[start of Records supplied]
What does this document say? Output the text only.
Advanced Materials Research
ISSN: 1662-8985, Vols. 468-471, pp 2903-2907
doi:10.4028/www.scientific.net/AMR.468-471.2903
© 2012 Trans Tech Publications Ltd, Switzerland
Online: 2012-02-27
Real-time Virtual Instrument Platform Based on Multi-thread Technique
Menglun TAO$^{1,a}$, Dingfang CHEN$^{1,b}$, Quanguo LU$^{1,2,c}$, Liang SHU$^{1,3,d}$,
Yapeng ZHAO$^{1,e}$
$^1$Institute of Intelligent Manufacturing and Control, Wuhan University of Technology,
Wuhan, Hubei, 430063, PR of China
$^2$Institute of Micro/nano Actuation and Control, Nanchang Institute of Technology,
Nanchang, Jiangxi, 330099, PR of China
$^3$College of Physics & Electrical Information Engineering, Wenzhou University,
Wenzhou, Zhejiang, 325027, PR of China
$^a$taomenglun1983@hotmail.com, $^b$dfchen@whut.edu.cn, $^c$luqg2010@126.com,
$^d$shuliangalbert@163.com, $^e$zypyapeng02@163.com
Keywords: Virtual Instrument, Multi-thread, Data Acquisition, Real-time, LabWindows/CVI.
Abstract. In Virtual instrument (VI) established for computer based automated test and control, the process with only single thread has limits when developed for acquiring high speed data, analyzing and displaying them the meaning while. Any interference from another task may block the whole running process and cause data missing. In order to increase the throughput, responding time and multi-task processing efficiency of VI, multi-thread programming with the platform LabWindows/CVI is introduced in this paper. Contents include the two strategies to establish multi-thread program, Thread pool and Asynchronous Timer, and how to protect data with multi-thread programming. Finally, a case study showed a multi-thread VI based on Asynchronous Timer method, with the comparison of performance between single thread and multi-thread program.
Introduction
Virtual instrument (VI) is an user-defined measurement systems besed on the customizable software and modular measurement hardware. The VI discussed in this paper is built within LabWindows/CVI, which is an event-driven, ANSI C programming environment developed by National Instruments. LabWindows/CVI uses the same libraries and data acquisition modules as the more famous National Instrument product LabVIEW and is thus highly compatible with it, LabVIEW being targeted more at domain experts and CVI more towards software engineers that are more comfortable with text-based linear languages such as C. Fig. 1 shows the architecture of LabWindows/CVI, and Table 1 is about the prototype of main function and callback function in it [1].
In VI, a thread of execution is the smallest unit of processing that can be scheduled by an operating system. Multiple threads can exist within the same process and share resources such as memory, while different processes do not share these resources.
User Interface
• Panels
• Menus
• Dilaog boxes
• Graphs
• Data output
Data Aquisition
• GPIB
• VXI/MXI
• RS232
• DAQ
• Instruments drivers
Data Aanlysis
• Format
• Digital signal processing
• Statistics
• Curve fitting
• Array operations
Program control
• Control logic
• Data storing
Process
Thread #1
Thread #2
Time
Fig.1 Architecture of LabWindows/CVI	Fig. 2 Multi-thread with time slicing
[end of Records supplied]
◆ **Task goal**: Search the records for the word "Wuhan". Copy every line that has it.

◆ **Result of the exercise**:
$^1$Institute of Intelligent Manufacturing and Control, Wuhan University of Technology,
Wuhan, Hubei, 430063, PR of China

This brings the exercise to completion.